To do: Where a line holds the string "BACKDOOR", return that line.

-- Start --

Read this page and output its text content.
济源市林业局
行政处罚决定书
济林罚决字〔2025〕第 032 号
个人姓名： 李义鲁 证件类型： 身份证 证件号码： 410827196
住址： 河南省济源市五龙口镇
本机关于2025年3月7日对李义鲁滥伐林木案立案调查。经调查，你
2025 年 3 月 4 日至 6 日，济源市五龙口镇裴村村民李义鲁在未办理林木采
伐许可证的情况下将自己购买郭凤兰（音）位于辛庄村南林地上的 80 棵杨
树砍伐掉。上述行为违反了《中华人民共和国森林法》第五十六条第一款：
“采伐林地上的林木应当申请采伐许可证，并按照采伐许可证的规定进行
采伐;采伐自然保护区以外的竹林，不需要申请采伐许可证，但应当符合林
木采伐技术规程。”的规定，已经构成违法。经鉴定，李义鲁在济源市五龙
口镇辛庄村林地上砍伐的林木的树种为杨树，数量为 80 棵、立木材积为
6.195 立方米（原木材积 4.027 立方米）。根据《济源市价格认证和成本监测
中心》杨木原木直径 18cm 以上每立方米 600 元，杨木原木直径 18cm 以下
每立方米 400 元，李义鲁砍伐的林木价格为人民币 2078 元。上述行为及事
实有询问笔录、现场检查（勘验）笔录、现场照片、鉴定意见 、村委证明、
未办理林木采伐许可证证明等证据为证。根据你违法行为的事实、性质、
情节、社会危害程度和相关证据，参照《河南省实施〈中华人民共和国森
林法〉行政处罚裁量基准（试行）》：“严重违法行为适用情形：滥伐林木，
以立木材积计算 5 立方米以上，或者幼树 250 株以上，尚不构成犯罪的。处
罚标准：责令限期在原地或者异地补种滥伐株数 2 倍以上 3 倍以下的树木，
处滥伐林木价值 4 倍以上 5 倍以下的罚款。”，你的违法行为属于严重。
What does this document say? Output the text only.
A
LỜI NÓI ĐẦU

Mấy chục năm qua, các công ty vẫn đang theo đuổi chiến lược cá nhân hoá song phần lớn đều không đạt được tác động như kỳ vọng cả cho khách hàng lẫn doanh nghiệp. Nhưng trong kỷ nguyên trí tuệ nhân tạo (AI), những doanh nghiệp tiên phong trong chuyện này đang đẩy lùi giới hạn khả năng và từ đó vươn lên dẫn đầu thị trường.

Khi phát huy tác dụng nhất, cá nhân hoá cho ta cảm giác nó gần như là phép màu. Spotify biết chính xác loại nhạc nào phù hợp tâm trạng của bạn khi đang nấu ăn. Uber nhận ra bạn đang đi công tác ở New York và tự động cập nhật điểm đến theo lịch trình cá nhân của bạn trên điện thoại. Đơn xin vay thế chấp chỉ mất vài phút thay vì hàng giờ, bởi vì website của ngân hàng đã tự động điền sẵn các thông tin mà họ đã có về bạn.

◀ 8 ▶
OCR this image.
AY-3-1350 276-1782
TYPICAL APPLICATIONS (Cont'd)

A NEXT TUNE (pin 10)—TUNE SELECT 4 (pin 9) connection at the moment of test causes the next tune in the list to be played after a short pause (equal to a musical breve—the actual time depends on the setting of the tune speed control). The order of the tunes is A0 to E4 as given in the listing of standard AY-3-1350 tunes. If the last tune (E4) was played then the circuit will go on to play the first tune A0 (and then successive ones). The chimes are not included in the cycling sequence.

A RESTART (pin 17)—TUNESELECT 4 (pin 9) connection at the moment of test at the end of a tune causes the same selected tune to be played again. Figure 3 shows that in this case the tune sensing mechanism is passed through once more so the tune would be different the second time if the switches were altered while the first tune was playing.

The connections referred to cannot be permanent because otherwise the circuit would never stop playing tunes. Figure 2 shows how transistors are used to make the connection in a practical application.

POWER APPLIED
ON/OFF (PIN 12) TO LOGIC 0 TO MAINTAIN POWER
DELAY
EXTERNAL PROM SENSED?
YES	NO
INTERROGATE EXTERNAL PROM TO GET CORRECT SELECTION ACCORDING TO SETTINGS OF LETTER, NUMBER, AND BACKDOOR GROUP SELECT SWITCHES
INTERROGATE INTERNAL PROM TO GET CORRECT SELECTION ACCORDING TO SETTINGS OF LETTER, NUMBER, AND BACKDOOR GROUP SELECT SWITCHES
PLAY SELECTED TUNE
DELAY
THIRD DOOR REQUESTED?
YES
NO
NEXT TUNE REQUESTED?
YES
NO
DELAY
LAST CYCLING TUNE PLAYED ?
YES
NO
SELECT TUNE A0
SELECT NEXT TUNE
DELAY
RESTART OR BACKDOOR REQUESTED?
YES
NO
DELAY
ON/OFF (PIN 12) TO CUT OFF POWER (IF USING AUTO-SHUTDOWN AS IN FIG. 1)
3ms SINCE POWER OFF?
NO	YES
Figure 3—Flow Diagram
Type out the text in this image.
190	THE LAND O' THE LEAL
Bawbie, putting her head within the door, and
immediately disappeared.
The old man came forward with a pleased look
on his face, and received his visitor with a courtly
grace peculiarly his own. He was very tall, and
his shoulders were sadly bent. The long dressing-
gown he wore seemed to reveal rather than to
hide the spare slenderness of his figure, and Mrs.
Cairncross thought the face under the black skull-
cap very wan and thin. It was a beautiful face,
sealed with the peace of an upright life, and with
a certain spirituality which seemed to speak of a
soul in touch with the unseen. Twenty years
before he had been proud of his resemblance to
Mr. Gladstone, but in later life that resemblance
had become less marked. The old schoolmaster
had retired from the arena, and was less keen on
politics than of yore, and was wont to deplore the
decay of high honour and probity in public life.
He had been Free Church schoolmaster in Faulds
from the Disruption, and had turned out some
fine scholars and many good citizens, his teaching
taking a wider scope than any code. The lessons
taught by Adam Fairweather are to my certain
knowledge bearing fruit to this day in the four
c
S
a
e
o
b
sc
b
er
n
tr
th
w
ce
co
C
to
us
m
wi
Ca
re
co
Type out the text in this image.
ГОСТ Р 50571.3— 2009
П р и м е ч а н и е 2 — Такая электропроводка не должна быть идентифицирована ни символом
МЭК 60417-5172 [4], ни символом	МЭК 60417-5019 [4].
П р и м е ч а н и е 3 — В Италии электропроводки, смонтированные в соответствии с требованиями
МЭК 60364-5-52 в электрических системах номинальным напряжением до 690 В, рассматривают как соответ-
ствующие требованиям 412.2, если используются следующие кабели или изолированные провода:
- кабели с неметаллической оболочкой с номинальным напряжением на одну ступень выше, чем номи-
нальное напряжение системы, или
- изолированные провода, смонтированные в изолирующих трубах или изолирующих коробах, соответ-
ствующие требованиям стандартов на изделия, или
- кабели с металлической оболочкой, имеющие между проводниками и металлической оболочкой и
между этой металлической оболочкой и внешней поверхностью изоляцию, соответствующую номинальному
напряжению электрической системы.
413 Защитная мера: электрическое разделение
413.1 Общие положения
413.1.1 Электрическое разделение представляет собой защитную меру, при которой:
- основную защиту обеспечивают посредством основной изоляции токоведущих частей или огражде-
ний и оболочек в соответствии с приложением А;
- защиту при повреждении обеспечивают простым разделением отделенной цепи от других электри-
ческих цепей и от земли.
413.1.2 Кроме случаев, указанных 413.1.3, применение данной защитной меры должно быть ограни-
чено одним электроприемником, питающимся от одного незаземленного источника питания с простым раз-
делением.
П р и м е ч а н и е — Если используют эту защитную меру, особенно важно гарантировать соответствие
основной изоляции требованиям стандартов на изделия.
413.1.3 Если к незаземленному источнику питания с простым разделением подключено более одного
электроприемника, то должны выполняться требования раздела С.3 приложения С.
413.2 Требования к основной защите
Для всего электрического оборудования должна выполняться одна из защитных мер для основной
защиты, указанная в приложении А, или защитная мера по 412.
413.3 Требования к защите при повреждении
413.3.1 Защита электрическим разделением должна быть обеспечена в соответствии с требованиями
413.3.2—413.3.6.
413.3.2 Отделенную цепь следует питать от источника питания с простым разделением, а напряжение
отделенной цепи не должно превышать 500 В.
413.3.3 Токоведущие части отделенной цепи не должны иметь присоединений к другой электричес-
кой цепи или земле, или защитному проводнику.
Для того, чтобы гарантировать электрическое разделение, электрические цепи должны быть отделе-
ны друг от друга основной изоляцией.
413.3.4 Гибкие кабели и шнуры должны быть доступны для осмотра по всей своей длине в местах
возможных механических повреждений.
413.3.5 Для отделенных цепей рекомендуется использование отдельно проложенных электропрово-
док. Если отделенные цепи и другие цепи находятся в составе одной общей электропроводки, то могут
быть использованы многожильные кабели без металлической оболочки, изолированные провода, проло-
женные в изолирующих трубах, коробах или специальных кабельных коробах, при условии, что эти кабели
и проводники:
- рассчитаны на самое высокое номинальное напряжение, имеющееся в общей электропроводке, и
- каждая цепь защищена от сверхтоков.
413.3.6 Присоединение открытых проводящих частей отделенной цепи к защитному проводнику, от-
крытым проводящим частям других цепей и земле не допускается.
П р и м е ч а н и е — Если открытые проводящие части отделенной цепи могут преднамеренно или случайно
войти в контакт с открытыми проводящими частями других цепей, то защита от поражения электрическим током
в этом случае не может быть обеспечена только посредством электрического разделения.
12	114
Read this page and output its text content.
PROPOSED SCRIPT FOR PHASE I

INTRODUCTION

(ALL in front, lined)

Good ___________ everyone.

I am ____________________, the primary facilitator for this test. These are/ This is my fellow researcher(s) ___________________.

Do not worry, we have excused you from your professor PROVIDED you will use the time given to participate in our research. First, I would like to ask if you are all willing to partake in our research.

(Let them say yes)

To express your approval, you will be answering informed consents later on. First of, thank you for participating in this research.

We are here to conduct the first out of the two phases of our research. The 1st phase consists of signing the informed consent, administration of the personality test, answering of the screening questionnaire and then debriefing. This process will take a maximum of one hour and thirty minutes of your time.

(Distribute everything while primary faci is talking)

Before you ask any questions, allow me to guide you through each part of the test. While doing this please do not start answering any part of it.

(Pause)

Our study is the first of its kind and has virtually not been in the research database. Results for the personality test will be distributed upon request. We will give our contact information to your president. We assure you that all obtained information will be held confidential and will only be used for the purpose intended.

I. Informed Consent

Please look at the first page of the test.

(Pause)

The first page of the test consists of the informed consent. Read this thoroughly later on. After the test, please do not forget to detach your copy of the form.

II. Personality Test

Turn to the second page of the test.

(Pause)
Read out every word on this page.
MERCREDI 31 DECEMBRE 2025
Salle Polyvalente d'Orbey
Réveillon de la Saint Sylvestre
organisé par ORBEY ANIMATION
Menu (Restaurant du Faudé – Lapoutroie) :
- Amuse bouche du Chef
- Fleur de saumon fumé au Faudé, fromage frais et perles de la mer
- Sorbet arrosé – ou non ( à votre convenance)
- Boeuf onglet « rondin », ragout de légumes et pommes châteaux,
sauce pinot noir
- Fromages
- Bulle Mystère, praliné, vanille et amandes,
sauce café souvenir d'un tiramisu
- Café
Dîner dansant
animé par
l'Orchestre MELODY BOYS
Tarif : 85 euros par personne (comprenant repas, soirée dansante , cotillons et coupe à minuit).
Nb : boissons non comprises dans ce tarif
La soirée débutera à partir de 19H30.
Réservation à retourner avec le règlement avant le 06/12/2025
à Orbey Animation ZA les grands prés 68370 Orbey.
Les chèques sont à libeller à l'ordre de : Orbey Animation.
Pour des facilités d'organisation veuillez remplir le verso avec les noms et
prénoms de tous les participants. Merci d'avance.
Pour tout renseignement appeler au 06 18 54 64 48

-- End --

Output below:
INTERROGATE EXTERNAL PROM TO GET CORRECT SELECTION ACCORDING TO SETTINGS OF LETTER, NUMBER, AND BACKDOOR GROUP SELECT SWITCHES
INTERROGATE INTERNAL PROM TO GET CORRECT SELECTION ACCORDING TO SETTINGS OF LETTER, NUMBER, AND BACKDOOR GROUP SELECT SWITCHES
RESTART OR BACKDOOR REQUESTED?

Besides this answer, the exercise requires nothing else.